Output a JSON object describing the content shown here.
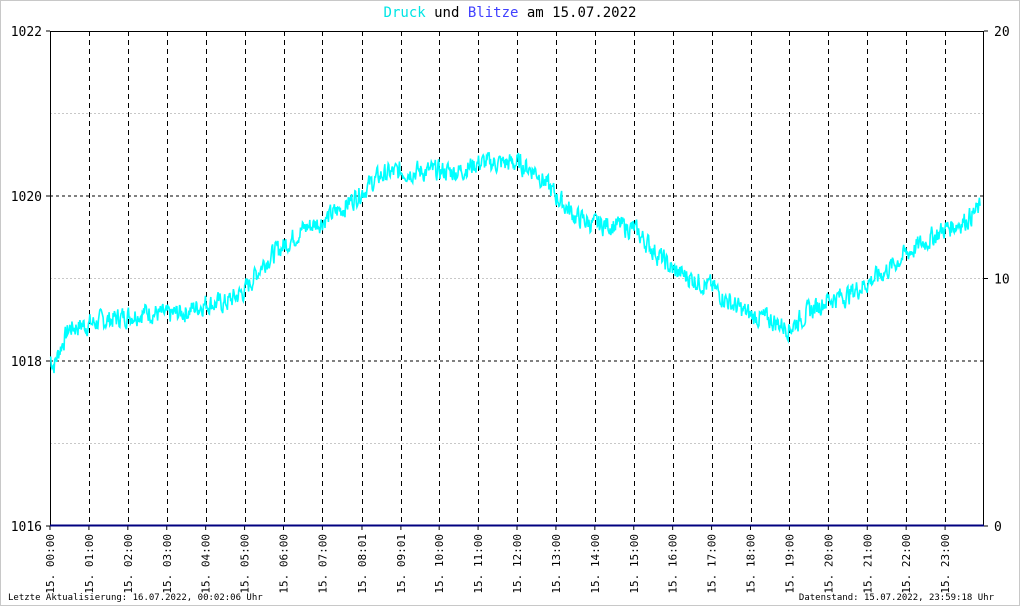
{
  "title": {
    "druck": "Druck",
    "und": "und",
    "blitze": "Blitze",
    "am": "am",
    "date": "15.07.2022"
  },
  "footer": {
    "left": "Letzte Aktualisierung: 16.07.2022, 00:02:06 Uhr",
    "right": "Datenstand: 15.07.2022, 23:59:18 Uhr"
  },
  "colors": {
    "pressure": "#00ffff",
    "lightning": "#000080",
    "grid": "#000000",
    "minor_grid": "#c8c8c8"
  },
  "chart_data": {
    "type": "line",
    "x_range_hours": [
      0,
      24
    ],
    "x_tick_labels": [
      "15. 00:00",
      "15. 01:00",
      "15. 02:00",
      "15. 03:00",
      "15. 04:00",
      "15. 05:00",
      "15. 06:00",
      "15. 07:00",
      "15. 08:01",
      "15. 09:01",
      "15. 10:00",
      "15. 11:00",
      "15. 12:00",
      "15. 13:00",
      "15. 14:00",
      "15. 15:00",
      "15. 16:00",
      "15. 17:00",
      "15. 18:00",
      "15. 19:00",
      "15. 20:00",
      "15. 21:00",
      "15. 22:00",
      "15. 23:00"
    ],
    "x_tick_hours": [
      0,
      1,
      2,
      3,
      4,
      5,
      6,
      7,
      8.0167,
      9.0167,
      10,
      11,
      12,
      13,
      14,
      15,
      16,
      17,
      18,
      19,
      20,
      21,
      22,
      23
    ],
    "y_left_range": [
      1016,
      1022
    ],
    "y_left_ticks": [
      "1016",
      "1018",
      "1020",
      "1022"
    ],
    "y_right_range": [
      0,
      20
    ],
    "y_right_ticks": [
      "0",
      "10",
      "20"
    ],
    "series": [
      {
        "name": "Druck",
        "axis": "left",
        "x_hours": [
          0,
          0.1,
          0.3,
          0.5,
          1,
          1.5,
          2,
          2.5,
          3,
          3.5,
          4,
          4.5,
          5,
          5.5,
          6,
          6.5,
          7,
          7.5,
          8,
          8.5,
          9,
          9.5,
          10,
          10.5,
          11,
          11.5,
          12,
          12.5,
          13,
          13.5,
          14,
          14.5,
          15,
          15.5,
          16,
          16.5,
          17,
          17.5,
          18,
          18.5,
          19,
          19.5,
          20,
          20.5,
          21,
          21.5,
          22,
          22.5,
          23,
          23.5,
          23.9
        ],
        "values": [
          1018.05,
          1017.95,
          1018.2,
          1018.4,
          1018.45,
          1018.5,
          1018.55,
          1018.6,
          1018.55,
          1018.6,
          1018.7,
          1018.7,
          1018.85,
          1019.2,
          1019.4,
          1019.6,
          1019.7,
          1019.85,
          1020.05,
          1020.25,
          1020.3,
          1020.3,
          1020.3,
          1020.3,
          1020.4,
          1020.4,
          1020.4,
          1020.3,
          1020.0,
          1019.75,
          1019.65,
          1019.65,
          1019.6,
          1019.35,
          1019.1,
          1019.0,
          1018.9,
          1018.7,
          1018.55,
          1018.5,
          1018.4,
          1018.6,
          1018.75,
          1018.8,
          1018.95,
          1019.1,
          1019.3,
          1019.45,
          1019.6,
          1019.7,
          1019.85
        ]
      },
      {
        "name": "Blitze",
        "axis": "right",
        "x_hours": [
          0,
          24
        ],
        "values": [
          0,
          0
        ]
      }
    ]
  }
}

The request —
Your job is to transcribe the entries above exactly; skip the pictures.

Answer to the task —
Output a JSON object describing the content shown here.
{
  "title": {
    "druck": "Druck",
    "und": "und",
    "blitze": "Blitze",
    "am": "am",
    "date": "15.07.2022"
  },
  "footer": {
    "left": "Letzte Aktualisierung: 16.07.2022, 00:02:06 Uhr",
    "right": "Datenstand: 15.07.2022, 23:59:18 Uhr"
  },
  "colors": {
    "pressure": "#00ffff",
    "lightning": "#000080",
    "grid": "#000000",
    "minor_grid": "#c8c8c8"
  },
  "chart_data": {
    "type": "line",
    "x_range_hours": [
      0,
      24
    ],
    "x_tick_labels": [
      "15. 00:00",
      "15. 01:00",
      "15. 02:00",
      "15. 03:00",
      "15. 04:00",
      "15. 05:00",
      "15. 06:00",
      "15. 07:00",
      "15. 08:01",
      "15. 09:01",
      "15. 10:00",
      "15. 11:00",
      "15. 12:00",
      "15. 13:00",
      "15. 14:00",
      "15. 15:00",
      "15. 16:00",
      "15. 17:00",
      "15. 18:00",
      "15. 19:00",
      "15. 20:00",
      "15. 21:00",
      "15. 22:00",
      "15. 23:00"
    ],
    "x_tick_hours": [
      0,
      1,
      2,
      3,
      4,
      5,
      6,
      7,
      8.0167,
      9.0167,
      10,
      11,
      12,
      13,
      14,
      15,
      16,
      17,
      18,
      19,
      20,
      21,
      22,
      23
    ],
    "y_left_range": [
      1016,
      1022
    ],
    "y_left_ticks": [
      "1016",
      "1018",
      "1020",
      "1022"
    ],
    "y_right_range": [
      0,
      20
    ],
    "y_right_ticks": [
      "0",
      "10",
      "20"
    ],
    "series": [
      {
        "name": "Druck",
        "axis": "left",
        "x_hours": [
          0,
          0.1,
          0.3,
          0.5,
          1,
          1.5,
          2,
          2.5,
          3,
          3.5,
          4,
          4.5,
          5,
          5.5,
          6,
          6.5,
          7,
          7.5,
          8,
          8.5,
          9,
          9.5,
          10,
          10.5,
          11,
          11.5,
          12,
          12.5,
          13,
          13.5,
          14,
          14.5,
          15,
          15.5,
          16,
          16.5,
          17,
          17.5,
          18,
          18.5,
          19,
          19.5,
          20,
          20.5,
          21,
          21.5,
          22,
          22.5,
          23,
          23.5,
          23.9
        ],
        "values": [
          1018.05,
          1017.95,
          1018.2,
          1018.4,
          1018.45,
          1018.5,
          1018.55,
          1018.6,
          1018.55,
          1018.6,
          1018.7,
          1018.7,
          1018.85,
          1019.2,
          1019.4,
          1019.6,
          1019.7,
          1019.85,
          1020.05,
          1020.25,
          1020.3,
          1020.3,
          1020.3,
          1020.3,
          1020.4,
          1020.4,
          1020.4,
          1020.3,
          1020.0,
          1019.75,
          1019.65,
          1019.65,
          1019.6,
          1019.35,
          1019.1,
          1019.0,
          1018.9,
          1018.7,
          1018.55,
          1018.5,
          1018.4,
          1018.6,
          1018.75,
          1018.8,
          1018.95,
          1019.1,
          1019.3,
          1019.45,
          1019.6,
          1019.7,
          1019.85
        ]
      },
      {
        "name": "Blitze",
        "axis": "right",
        "x_hours": [
          0,
          24
        ],
        "values": [
          0,
          0
        ]
      }
    ]
  }
}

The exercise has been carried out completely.